Document section:

• • •

INDUSTRY RIDING
ON SHOULDERS OF LARA
Copyright 2002 www.guardianunlimited.com
[ March 28th 2002 ]
The British
games publishing industry's saviour has unfeasibly
large breasts, wears a ponytail and hotpants and
has been missing, presumed dead, for two years.
She is, of course, Lara Croft, and is due to make
her comeback exclusively on the PlayStation 2
on November 15, as the star of the game Lara Croft
Tomb Raider: The Angel Of Darkness.
For Lara's
British publisher Eidos, The Angel Of Darkness
will be the most important release in the company's
history. The past two years have been a struggle
for Eidos: its shares have performed badly (in
the past fortnight, it downgraded a quarterly
forecast due to the delay in the release of games)
and it has been dogged by rumours of takeover
bids. But the five previous Tomb Raider games
sold 28m copies worldwide, and Tomb Raider is
arguably the hottest franchise in the games industry.
Can The Angel Of Darkness revive Eidos' flagging
fortunes? Early indications at a sneak preview
last week were good.

• • •

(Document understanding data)
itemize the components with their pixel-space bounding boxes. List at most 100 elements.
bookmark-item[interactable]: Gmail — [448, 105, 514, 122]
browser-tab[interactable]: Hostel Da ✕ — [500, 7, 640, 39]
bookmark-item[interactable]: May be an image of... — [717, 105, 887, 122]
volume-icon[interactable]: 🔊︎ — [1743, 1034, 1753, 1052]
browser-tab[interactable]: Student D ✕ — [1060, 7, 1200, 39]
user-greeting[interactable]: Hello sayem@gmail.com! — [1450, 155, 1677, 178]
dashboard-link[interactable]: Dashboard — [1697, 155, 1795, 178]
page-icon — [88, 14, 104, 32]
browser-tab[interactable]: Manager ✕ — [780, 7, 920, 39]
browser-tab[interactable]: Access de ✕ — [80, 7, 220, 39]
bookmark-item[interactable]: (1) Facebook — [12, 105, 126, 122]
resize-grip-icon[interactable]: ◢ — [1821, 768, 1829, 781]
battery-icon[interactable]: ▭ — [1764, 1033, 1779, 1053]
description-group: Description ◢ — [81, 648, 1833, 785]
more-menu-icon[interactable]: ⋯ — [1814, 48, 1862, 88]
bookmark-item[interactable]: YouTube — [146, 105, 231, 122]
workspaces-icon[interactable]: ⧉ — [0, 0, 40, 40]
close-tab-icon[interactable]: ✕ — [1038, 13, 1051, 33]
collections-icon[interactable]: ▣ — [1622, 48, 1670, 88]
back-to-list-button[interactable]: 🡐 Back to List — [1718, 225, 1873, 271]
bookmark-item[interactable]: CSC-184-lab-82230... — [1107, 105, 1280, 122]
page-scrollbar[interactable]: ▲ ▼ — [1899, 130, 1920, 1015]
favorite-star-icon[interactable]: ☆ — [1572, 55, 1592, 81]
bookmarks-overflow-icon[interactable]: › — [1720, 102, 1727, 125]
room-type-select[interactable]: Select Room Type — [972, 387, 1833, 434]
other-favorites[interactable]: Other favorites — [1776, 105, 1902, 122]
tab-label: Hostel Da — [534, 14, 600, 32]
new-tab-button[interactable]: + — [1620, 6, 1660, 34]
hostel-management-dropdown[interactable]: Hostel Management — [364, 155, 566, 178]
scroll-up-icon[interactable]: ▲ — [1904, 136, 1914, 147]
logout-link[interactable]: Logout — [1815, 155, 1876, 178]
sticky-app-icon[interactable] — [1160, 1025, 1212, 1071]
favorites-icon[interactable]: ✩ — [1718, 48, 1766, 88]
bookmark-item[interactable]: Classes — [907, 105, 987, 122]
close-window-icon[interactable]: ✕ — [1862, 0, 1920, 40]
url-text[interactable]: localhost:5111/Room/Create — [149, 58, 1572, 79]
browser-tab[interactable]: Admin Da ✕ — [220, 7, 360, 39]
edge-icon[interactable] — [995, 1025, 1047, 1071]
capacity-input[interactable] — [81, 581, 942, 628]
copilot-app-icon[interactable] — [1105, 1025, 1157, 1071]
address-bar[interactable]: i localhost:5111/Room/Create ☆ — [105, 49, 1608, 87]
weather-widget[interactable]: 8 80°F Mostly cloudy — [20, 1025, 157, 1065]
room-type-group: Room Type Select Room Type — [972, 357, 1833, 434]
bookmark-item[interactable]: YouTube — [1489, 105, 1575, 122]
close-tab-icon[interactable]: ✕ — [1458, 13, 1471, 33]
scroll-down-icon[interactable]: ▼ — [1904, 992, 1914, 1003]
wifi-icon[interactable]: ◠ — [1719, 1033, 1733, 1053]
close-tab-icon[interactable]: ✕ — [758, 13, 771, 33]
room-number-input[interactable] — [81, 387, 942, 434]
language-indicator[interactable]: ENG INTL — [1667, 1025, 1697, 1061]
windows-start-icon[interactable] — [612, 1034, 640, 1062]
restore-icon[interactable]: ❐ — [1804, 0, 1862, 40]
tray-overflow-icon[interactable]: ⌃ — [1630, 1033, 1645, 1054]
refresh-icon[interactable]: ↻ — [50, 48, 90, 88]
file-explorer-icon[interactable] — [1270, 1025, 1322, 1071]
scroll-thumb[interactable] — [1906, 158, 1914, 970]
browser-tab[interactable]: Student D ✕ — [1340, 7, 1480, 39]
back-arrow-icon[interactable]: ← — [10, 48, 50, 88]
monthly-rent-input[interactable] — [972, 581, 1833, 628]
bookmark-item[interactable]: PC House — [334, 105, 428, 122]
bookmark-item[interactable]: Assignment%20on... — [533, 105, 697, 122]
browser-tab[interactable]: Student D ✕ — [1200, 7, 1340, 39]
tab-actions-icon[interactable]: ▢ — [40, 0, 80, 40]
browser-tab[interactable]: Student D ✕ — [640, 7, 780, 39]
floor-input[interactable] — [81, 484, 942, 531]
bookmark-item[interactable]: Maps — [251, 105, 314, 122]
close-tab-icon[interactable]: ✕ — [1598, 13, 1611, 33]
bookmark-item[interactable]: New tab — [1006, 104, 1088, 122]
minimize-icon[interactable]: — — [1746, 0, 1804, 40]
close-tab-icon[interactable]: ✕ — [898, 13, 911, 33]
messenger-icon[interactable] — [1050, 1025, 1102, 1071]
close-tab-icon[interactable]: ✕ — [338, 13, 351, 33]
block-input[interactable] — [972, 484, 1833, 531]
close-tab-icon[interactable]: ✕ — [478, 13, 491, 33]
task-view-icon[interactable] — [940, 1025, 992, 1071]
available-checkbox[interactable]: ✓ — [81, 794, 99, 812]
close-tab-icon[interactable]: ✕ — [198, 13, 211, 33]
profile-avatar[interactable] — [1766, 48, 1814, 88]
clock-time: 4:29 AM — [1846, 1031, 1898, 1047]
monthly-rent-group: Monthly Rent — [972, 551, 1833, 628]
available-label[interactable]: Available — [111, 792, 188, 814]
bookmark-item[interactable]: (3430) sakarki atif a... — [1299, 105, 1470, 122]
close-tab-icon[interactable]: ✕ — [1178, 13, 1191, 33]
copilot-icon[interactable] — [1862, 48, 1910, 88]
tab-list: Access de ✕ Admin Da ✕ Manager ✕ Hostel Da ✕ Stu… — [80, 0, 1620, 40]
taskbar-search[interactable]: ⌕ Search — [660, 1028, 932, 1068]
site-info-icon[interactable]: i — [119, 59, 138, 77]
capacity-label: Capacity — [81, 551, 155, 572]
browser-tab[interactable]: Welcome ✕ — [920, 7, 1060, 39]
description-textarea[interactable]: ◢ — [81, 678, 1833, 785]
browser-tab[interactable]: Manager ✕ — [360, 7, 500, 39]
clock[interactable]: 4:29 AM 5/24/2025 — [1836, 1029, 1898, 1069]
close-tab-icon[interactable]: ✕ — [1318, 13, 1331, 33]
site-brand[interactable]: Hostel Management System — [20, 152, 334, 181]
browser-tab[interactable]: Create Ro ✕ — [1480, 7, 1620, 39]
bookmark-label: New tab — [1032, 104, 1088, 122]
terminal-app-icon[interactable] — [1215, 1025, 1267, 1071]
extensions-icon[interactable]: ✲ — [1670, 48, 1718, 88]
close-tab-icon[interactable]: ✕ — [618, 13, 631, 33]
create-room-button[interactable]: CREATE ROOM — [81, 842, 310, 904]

• • •

Work instructions:
• A. In the article on Lara Croft's comeback, how many copies did the five previous Tomb Raider games sell worldwide?
• B. Continue the article on Lara Croft's return and Eidos from where it stops.

Answers to the exercises:
• A. 28 million copies.

• B.
The Angel
is the first Tomb Raider specifically designed
for a next-generation console - it is exclusive
to the PlayStation 2 - and looks set to be vastly
more interesting than its predecessors. Jeremy
Heath-Smith, who juggles being managing director
of Tomb Raider developer Core Design with his
role as Eidos' head of global development, was
keen to differentiate The Angel Of Darkness from
Tomb Raiders of yore: "Lara is still the same
character, but we're putting her into an environment
that is darker and deeper. She's far more mobile:
she crouches down and sneaks a lot more and has
hand-to-hand combat for the first time. She'll
be able to talk to characters. The game starts
as an adventure, goes into classic Lara gameplay
and then into arcade-style action."
The Angel
Of Darkness should, then, provide a much richer
gameplay experience than its predecessors. But
does Eidos' future depend on it? And, indeed,
that of the whole British games publishing industry?
The likes of Codemasters, Rage and SCi may disagree,
but Eidos is the only British games publisher
with a major international presence.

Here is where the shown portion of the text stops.